#### PROBLEM STATEMENT:
Transcribe the records below in full; pictures stay out of the copy.

#### DATA ROWS:
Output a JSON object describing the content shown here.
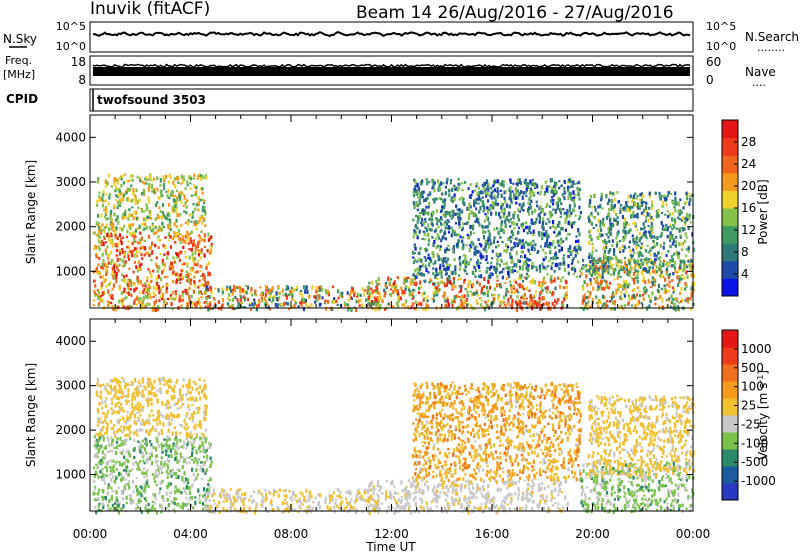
{
  "header": {
    "station": "Inuvik (fitACF)",
    "beam_info": "Beam 14 26/Aug/2016 - 27/Aug/2016"
  },
  "nsky_panel": {
    "left_label": "N.Sky",
    "right_label": "N.Search",
    "right_dots": "........",
    "left_ticks": [
      "10^5",
      "10^0"
    ],
    "right_ticks": [
      "10^5",
      "10^0"
    ]
  },
  "freq_panel": {
    "left_label_top": "Freq.",
    "left_label_bottom": "[MHz]",
    "right_label": "Nave",
    "right_dots": "....",
    "left_ticks": [
      "18",
      "8"
    ],
    "right_ticks": [
      "60",
      "0"
    ]
  },
  "cpid": {
    "label": "CPID",
    "value": "twofsound 3503"
  },
  "colors": {
    "power_scale": [
      "#0a14e6",
      "#1e4aa8",
      "#2f7a78",
      "#3f9a60",
      "#86c24a",
      "#f0d22c",
      "#f49a1c",
      "#f0641e",
      "#ee3a1a",
      "#e51616"
    ],
    "velocity_scale": [
      "#e51616",
      "#ee3a1a",
      "#f07020",
      "#f49a1c",
      "#f0c030",
      "#c8c8c8",
      "#7bc24a",
      "#2a8a6a",
      "#1e5aa0",
      "#2838c0"
    ]
  },
  "chart_data": [
    {
      "type": "heatmap",
      "name": "power",
      "xlabel": "",
      "ylabel": "Slant Range [km]",
      "xlim_hours": [
        0,
        24
      ],
      "ylim_km": [
        180,
        4500
      ],
      "y_ticks": [
        "4000",
        "3000",
        "2000",
        "1000"
      ],
      "y_tick_values": [
        4000,
        3000,
        2000,
        1000
      ],
      "colorbar": {
        "label": "Power [dB]",
        "tick_labels": [
          "28",
          "24",
          "20",
          "16",
          "12",
          "8",
          "4"
        ],
        "tick_values": [
          28,
          24,
          20,
          16,
          12,
          8,
          4
        ],
        "range": [
          0,
          32
        ]
      },
      "regions": [
        {
          "t": [
            0.1,
            4.8
          ],
          "r": [
            180,
            1900
          ],
          "v": [
            13,
            31
          ]
        },
        {
          "t": [
            0.2,
            4.6
          ],
          "r": [
            1900,
            3200
          ],
          "v": [
            10,
            22
          ]
        },
        {
          "t": [
            4.5,
            11.5
          ],
          "r": [
            180,
            700
          ],
          "v": [
            4,
            28
          ]
        },
        {
          "t": [
            11.0,
            19.0
          ],
          "r": [
            180,
            900
          ],
          "v": [
            8,
            30
          ]
        },
        {
          "t": [
            12.8,
            19.5
          ],
          "r": [
            900,
            3100
          ],
          "v": [
            2,
            16
          ]
        },
        {
          "t": [
            19.5,
            24.0
          ],
          "r": [
            180,
            1300
          ],
          "v": [
            6,
            26
          ]
        },
        {
          "t": [
            19.8,
            24.0
          ],
          "r": [
            1000,
            2800
          ],
          "v": [
            4,
            18
          ]
        },
        {
          "t": [
            16.5,
            18.6
          ],
          "r": [
            180,
            450
          ],
          "v": [
            22,
            31
          ]
        }
      ]
    },
    {
      "type": "heatmap",
      "name": "velocity",
      "xlabel": "Time UT",
      "ylabel": "Slant Range [km]",
      "xlim_hours": [
        0,
        24
      ],
      "ylim_km": [
        180,
        4500
      ],
      "y_ticks": [
        "4000",
        "3000",
        "2000",
        "1000"
      ],
      "y_tick_values": [
        4000,
        3000,
        2000,
        1000
      ],
      "x_ticks": [
        "00:00",
        "04:00",
        "08:00",
        "12:00",
        "16:00",
        "20:00",
        "00:00"
      ],
      "x_tick_hours": [
        0,
        4,
        8,
        12,
        16,
        20,
        24
      ],
      "colorbar": {
        "label": "Velocity [m s^-1]",
        "tick_labels": [
          "1000",
          "500",
          "100",
          "25",
          "-25",
          "-100",
          "-500",
          "-1000"
        ],
        "tick_values": [
          1000,
          500,
          100,
          25,
          -25,
          -100,
          -500,
          -1000
        ]
      },
      "regions": [
        {
          "t": [
            0.1,
            4.8
          ],
          "r": [
            180,
            1900
          ],
          "v": [
            -500,
            -100
          ]
        },
        {
          "t": [
            0.2,
            4.6
          ],
          "r": [
            1900,
            3200
          ],
          "v": [
            -25,
            100
          ]
        },
        {
          "t": [
            4.5,
            11.5
          ],
          "r": [
            180,
            700
          ],
          "v": [
            -100,
            100
          ]
        },
        {
          "t": [
            11.0,
            19.0
          ],
          "r": [
            180,
            900
          ],
          "v": [
            -100,
            25
          ]
        },
        {
          "t": [
            12.8,
            19.5
          ],
          "r": [
            900,
            3100
          ],
          "v": [
            -25,
            500
          ]
        },
        {
          "t": [
            19.5,
            24.0
          ],
          "r": [
            180,
            1300
          ],
          "v": [
            -500,
            -100
          ]
        },
        {
          "t": [
            19.8,
            24.0
          ],
          "r": [
            1000,
            2800
          ],
          "v": [
            -25,
            100
          ]
        }
      ]
    }
  ]
}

#### ANSWER FOR THIS EXERCISE:
Output a JSON object describing the content shown here.
{
  "header": {
    "station": "Inuvik (fitACF)",
    "beam_info": "Beam 14 26/Aug/2016 - 27/Aug/2016"
  },
  "nsky_panel": {
    "left_label": "N.Sky",
    "right_label": "N.Search",
    "right_dots": "........",
    "left_ticks": [
      "10^5",
      "10^0"
    ],
    "right_ticks": [
      "10^5",
      "10^0"
    ]
  },
  "freq_panel": {
    "left_label_top": "Freq.",
    "left_label_bottom": "[MHz]",
    "right_label": "Nave",
    "right_dots": "....",
    "left_ticks": [
      "18",
      "8"
    ],
    "right_ticks": [
      "60",
      "0"
    ]
  },
  "cpid": {
    "label": "CPID",
    "value": "twofsound 3503"
  },
  "colors": {
    "power_scale": [
      "#0a14e6",
      "#1e4aa8",
      "#2f7a78",
      "#3f9a60",
      "#86c24a",
      "#f0d22c",
      "#f49a1c",
      "#f0641e",
      "#ee3a1a",
      "#e51616"
    ],
    "velocity_scale": [
      "#e51616",
      "#ee3a1a",
      "#f07020",
      "#f49a1c",
      "#f0c030",
      "#c8c8c8",
      "#7bc24a",
      "#2a8a6a",
      "#1e5aa0",
      "#2838c0"
    ]
  },
  "chart_data": [
    {
      "type": "heatmap",
      "name": "power",
      "xlabel": "",
      "ylabel": "Slant Range [km]",
      "xlim_hours": [
        0,
        24
      ],
      "ylim_km": [
        180,
        4500
      ],
      "y_ticks": [
        "4000",
        "3000",
        "2000",
        "1000"
      ],
      "y_tick_values": [
        4000,
        3000,
        2000,
        1000
      ],
      "colorbar": {
        "label": "Power [dB]",
        "tick_labels": [
          "28",
          "24",
          "20",
          "16",
          "12",
          "8",
          "4"
        ],
        "tick_values": [
          28,
          24,
          20,
          16,
          12,
          8,
          4
        ],
        "range": [
          0,
          32
        ]
      },
      "regions": [
        {
          "t": [
            0.1,
            4.8
          ],
          "r": [
            180,
            1900
          ],
          "v": [
            13,
            31
          ]
        },
        {
          "t": [
            0.2,
            4.6
          ],
          "r": [
            1900,
            3200
          ],
          "v": [
            10,
            22
          ]
        },
        {
          "t": [
            4.5,
            11.5
          ],
          "r": [
            180,
            700
          ],
          "v": [
            4,
            28
          ]
        },
        {
          "t": [
            11.0,
            19.0
          ],
          "r": [
            180,
            900
          ],
          "v": [
            8,
            30
          ]
        },
        {
          "t": [
            12.8,
            19.5
          ],
          "r": [
            900,
            3100
          ],
          "v": [
            2,
            16
          ]
        },
        {
          "t": [
            19.5,
            24.0
          ],
          "r": [
            180,
            1300
          ],
          "v": [
            6,
            26
          ]
        },
        {
          "t": [
            19.8,
            24.0
          ],
          "r": [
            1000,
            2800
          ],
          "v": [
            4,
            18
          ]
        },
        {
          "t": [
            16.5,
            18.6
          ],
          "r": [
            180,
            450
          ],
          "v": [
            22,
            31
          ]
        }
      ]
    },
    {
      "type": "heatmap",
      "name": "velocity",
      "xlabel": "Time UT",
      "ylabel": "Slant Range [km]",
      "xlim_hours": [
        0,
        24
      ],
      "ylim_km": [
        180,
        4500
      ],
      "y_ticks": [
        "4000",
        "3000",
        "2000",
        "1000"
      ],
      "y_tick_values": [
        4000,
        3000,
        2000,
        1000
      ],
      "x_ticks": [
        "00:00",
        "04:00",
        "08:00",
        "12:00",
        "16:00",
        "20:00",
        "00:00"
      ],
      "x_tick_hours": [
        0,
        4,
        8,
        12,
        16,
        20,
        24
      ],
      "colorbar": {
        "label": "Velocity [m s^-1]",
        "tick_labels": [
          "1000",
          "500",
          "100",
          "25",
          "-25",
          "-100",
          "-500",
          "-1000"
        ],
        "tick_values": [
          1000,
          500,
          100,
          25,
          -25,
          -100,
          -500,
          -1000
        ]
      },
      "regions": [
        {
          "t": [
            0.1,
            4.8
          ],
          "r": [
            180,
            1900
          ],
          "v": [
            -500,
            -100
          ]
        },
        {
          "t": [
            0.2,
            4.6
          ],
          "r": [
            1900,
            3200
          ],
          "v": [
            -25,
            100
          ]
        },
        {
          "t": [
            4.5,
            11.5
          ],
          "r": [
            180,
            700
          ],
          "v": [
            -100,
            100
          ]
        },
        {
          "t": [
            11.0,
            19.0
          ],
          "r": [
            180,
            900
          ],
          "v": [
            -100,
            25
          ]
        },
        {
          "t": [
            12.8,
            19.5
          ],
          "r": [
            900,
            3100
          ],
          "v": [
            -25,
            500
          ]
        },
        {
          "t": [
            19.5,
            24.0
          ],
          "r": [
            180,
            1300
          ],
          "v": [
            -500,
            -100
          ]
        },
        {
          "t": [
            19.8,
            24.0
          ],
          "r": [
            1000,
            2800
          ],
          "v": [
            -25,
            100
          ]
        }
      ]
    }
  ]
}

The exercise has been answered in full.